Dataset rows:
_ _ _ _ _

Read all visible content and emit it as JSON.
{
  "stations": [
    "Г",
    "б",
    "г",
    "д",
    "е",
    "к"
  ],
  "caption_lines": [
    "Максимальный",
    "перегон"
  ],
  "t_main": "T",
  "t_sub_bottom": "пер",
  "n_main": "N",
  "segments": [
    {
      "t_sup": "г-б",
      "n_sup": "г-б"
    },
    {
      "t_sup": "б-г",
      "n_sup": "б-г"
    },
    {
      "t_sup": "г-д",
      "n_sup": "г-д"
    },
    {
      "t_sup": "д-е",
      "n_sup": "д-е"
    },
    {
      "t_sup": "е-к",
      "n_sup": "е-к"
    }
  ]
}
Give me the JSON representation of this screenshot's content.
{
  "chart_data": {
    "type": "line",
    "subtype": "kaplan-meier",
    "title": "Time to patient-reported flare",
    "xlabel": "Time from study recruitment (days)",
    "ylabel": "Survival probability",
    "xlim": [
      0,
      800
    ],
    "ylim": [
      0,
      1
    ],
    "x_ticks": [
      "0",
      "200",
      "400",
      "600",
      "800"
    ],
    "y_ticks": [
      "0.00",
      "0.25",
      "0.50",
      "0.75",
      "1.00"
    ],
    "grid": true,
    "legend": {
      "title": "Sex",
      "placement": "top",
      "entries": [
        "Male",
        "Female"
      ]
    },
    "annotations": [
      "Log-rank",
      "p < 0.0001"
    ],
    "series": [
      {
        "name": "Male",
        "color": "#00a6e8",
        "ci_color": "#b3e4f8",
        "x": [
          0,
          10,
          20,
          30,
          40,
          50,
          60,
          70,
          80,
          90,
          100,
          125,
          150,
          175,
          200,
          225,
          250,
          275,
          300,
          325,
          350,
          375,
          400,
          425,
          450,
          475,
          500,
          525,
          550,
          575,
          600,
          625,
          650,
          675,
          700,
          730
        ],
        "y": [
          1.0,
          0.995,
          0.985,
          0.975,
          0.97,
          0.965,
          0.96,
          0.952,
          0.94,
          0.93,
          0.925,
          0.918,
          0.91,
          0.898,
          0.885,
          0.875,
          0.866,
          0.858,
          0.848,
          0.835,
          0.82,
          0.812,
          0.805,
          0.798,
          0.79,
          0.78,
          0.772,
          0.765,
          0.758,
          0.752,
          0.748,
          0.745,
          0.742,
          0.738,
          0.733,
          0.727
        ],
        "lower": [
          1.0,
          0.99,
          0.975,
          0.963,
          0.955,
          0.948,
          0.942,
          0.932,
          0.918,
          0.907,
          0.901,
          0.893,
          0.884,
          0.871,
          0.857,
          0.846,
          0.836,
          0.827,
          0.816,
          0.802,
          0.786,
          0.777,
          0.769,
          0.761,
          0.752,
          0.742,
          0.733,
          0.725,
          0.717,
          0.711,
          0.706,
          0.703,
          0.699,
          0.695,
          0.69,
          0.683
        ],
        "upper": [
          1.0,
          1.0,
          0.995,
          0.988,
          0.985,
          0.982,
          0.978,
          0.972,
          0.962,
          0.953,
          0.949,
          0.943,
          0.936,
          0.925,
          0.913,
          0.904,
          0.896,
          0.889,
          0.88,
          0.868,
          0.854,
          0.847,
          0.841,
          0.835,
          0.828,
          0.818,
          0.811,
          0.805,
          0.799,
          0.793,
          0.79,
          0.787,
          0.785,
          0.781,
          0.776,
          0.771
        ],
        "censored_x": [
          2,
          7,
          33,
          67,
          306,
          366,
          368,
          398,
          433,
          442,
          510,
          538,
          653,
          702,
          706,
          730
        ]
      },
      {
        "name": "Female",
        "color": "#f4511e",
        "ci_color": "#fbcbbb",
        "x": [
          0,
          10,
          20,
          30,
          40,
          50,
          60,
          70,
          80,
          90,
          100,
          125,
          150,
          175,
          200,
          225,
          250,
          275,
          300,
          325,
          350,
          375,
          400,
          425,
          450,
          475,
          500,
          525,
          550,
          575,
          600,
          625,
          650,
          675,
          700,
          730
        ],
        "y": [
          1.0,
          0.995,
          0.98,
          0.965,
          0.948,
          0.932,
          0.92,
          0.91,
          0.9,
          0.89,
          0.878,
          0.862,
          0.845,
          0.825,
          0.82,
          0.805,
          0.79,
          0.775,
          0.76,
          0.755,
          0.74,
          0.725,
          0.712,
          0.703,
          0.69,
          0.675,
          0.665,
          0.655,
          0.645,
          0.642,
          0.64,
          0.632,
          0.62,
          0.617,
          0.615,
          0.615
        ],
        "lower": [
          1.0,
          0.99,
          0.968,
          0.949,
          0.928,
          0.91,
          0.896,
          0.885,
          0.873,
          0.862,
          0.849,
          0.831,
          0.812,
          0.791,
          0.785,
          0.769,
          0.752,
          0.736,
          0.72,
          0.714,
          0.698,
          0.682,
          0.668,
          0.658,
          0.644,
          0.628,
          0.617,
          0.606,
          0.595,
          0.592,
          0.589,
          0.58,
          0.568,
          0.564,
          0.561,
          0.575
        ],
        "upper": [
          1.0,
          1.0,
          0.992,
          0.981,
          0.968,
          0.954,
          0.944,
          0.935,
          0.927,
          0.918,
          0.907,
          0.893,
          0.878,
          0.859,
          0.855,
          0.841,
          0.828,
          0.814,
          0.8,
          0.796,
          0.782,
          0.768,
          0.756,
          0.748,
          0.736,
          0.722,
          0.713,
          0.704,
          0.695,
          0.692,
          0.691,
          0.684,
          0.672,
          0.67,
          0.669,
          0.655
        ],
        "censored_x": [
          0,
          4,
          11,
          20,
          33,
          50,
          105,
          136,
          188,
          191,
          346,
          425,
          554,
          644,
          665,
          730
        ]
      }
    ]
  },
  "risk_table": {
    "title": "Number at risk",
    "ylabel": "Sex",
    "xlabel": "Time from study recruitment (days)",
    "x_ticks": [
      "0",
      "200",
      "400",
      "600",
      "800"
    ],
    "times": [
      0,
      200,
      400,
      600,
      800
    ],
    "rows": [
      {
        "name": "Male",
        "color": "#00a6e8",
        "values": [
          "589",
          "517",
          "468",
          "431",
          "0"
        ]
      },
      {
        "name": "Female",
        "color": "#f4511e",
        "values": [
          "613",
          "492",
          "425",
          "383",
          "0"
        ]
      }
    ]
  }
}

_ _ _ _ _

• _The task_
Each entry must be reproduced verbatim.

• _Solution to this exercise_
Read all visible content and emit it as JSON.
{
  "stations": [
    "Г",
    "б",
    "г",
    "д",
    "е",
    "к"
  ],
  "caption_lines": [
    "Максимальный",
    "перегон"
  ],
  "t_main": "T",
  "t_sub_bottom": "пер",
  "n_main": "N",
  "segments": [
    {
      "t_sup": "г-б",
      "n_sup": "г-б"
    },
    {
      "t_sup": "б-г",
      "n_sup": "б-г"
    },
    {
      "t_sup": "г-д",
      "n_sup": "г-д"
    },
    {
      "t_sup": "д-е",
      "n_sup": "д-е"
    },
    {
      "t_sup": "е-к",
      "n_sup": "е-к"
    }
  ]
}
Give me the JSON representation of this screenshot's content.
{
  "chart_data": {
    "type": "line",
    "subtype": "kaplan-meier",
    "title": "Time to patient-reported flare",
    "xlabel": "Time from study recruitment (days)",
    "ylabel": "Survival probability",
    "xlim": [
      0,
      800
    ],
    "ylim": [
      0,
      1
    ],
    "x_ticks": [
      "0",
      "200",
      "400",
      "600",
      "800"
    ],
    "y_ticks": [
      "0.00",
      "0.25",
      "0.50",
      "0.75",
      "1.00"
    ],
    "grid": true,
    "legend": {
      "title": "Sex",
      "placement": "top",
      "entries": [
        "Male",
        "Female"
      ]
    },
    "annotations": [
      "Log-rank",
      "p < 0.0001"
    ],
    "series": [
      {
        "name": "Male",
        "color": "#00a6e8",
        "ci_color": "#b3e4f8",
        "x": [
          0,
          10,
          20,
          30,
          40,
          50,
          60,
          70,
          80,
          90,
          100,
          125,
          150,
          175,
          200,
          225,
          250,
          275,
          300,
          325,
          350,
          375,
          400,
          425,
          450,
          475,
          500,
          525,
          550,
          575,
          600,
          625,
          650,
          675,
          700,
          730
        ],
        "y": [
          1.0,
          0.995,
          0.985,
          0.975,
          0.97,
          0.965,
          0.96,
          0.952,
          0.94,
          0.93,
          0.925,
          0.918,
          0.91,
          0.898,
          0.885,
          0.875,
          0.866,
          0.858,
          0.848,
          0.835,
          0.82,
          0.812,
          0.805,
          0.798,
          0.79,
          0.78,
          0.772,
          0.765,
          0.758,
          0.752,
          0.748,
          0.745,
          0.742,
          0.738,
          0.733,
          0.727
        ],
        "lower": [
          1.0,
          0.99,
          0.975,
          0.963,
          0.955,
          0.948,
          0.942,
          0.932,
          0.918,
          0.907,
          0.901,
          0.893,
          0.884,
          0.871,
          0.857,
          0.846,
          0.836,
          0.827,
          0.816,
          0.802,
          0.786,
          0.777,
          0.769,
          0.761,
          0.752,
          0.742,
          0.733,
          0.725,
          0.717,
          0.711,
          0.706,
          0.703,
          0.699,
          0.695,
          0.69,
          0.683
        ],
        "upper": [
          1.0,
          1.0,
          0.995,
          0.988,
          0.985,
          0.982,
          0.978,
          0.972,
          0.962,
          0.953,
          0.949,
          0.943,
          0.936,
          0.925,
          0.913,
          0.904,
          0.896,
          0.889,
          0.88,
          0.868,
          0.854,
          0.847,
          0.841,
          0.835,
          0.828,
          0.818,
          0.811,
          0.805,
          0.799,
          0.793,
          0.79,
          0.787,
          0.785,
          0.781,
          0.776,
          0.771
        ],
        "censored_x": [
          2,
          7,
          33,
          67,
          306,
          366,
          368,
          398,
          433,
          442,
          510,
          538,
          653,
          702,
          706,
          730
        ]
      },
      {
        "name": "Female",
        "color": "#f4511e",
        "ci_color": "#fbcbbb",
        "x": [
          0,
          10,
          20,
          30,
          40,
          50,
          60,
          70,
          80,
          90,
          100,
          125,
          150,
          175,
          200,
          225,
          250,
          275,
          300,
          325,
          350,
          375,
          400,
          425,
          450,
          475,
          500,
          525,
          550,
          575,
          600,
          625,
          650,
          675,
          700,
          730
        ],
        "y": [
          1.0,
          0.995,
          0.98,
          0.965,
          0.948,
          0.932,
          0.92,
          0.91,
          0.9,
          0.89,
          0.878,
          0.862,
          0.845,
          0.825,
          0.82,
          0.805,
          0.79,
          0.775,
          0.76,
          0.755,
          0.74,
          0.725,
          0.712,
          0.703,
          0.69,
          0.675,
          0.665,
          0.655,
          0.645,
          0.642,
          0.64,
          0.632,
          0.62,
          0.617,
          0.615,
          0.615
        ],
        "lower": [
          1.0,
          0.99,
          0.968,
          0.949,
          0.928,
          0.91,
          0.896,
          0.885,
          0.873,
          0.862,
          0.849,
          0.831,
          0.812,
          0.791,
          0.785,
          0.769,
          0.752,
          0.736,
          0.72,
          0.714,
          0.698,
          0.682,
          0.668,
          0.658,
          0.644,
          0.628,
          0.617,
          0.606,
          0.595,
          0.592,
          0.589,
          0.58,
          0.568,
          0.564,
          0.561,
          0.575
        ],
        "upper": [
          1.0,
          1.0,
          0.992,
          0.981,
          0.968,
          0.954,
          0.944,
          0.935,
          0.927,
          0.918,
          0.907,
          0.893,
          0.878,
          0.859,
          0.855,
          0.841,
          0.828,
          0.814,
          0.8,
          0.796,
          0.782,
          0.768,
          0.756,
          0.748,
          0.736,
          0.722,
          0.713,
          0.704,
          0.695,
          0.692,
          0.691,
          0.684,
          0.672,
          0.67,
          0.669,
          0.655
        ],
        "censored_x": [
          0,
          4,
          11,
          20,
          33,
          50,
          105,
          136,
          188,
          191,
          346,
          425,
          554,
          644,
          665,
          730
        ]
      }
    ]
  },
  "risk_table": {
    "title": "Number at risk",
    "ylabel": "Sex",
    "xlabel": "Time from study recruitment (days)",
    "x_ticks": [
      "0",
      "200",
      "400",
      "600",
      "800"
    ],
    "times": [
      0,
      200,
      400,
      600,
      800
    ],
    "rows": [
      {
        "name": "Male",
        "color": "#00a6e8",
        "values": [
          "589",
          "517",
          "468",
          "431",
          "0"
        ]
      },
      {
        "name": "Female",
        "color": "#f4511e",
        "values": [
          "613",
          "492",
          "425",
          "383",
          "0"
        ]
      }
    ]
  }
}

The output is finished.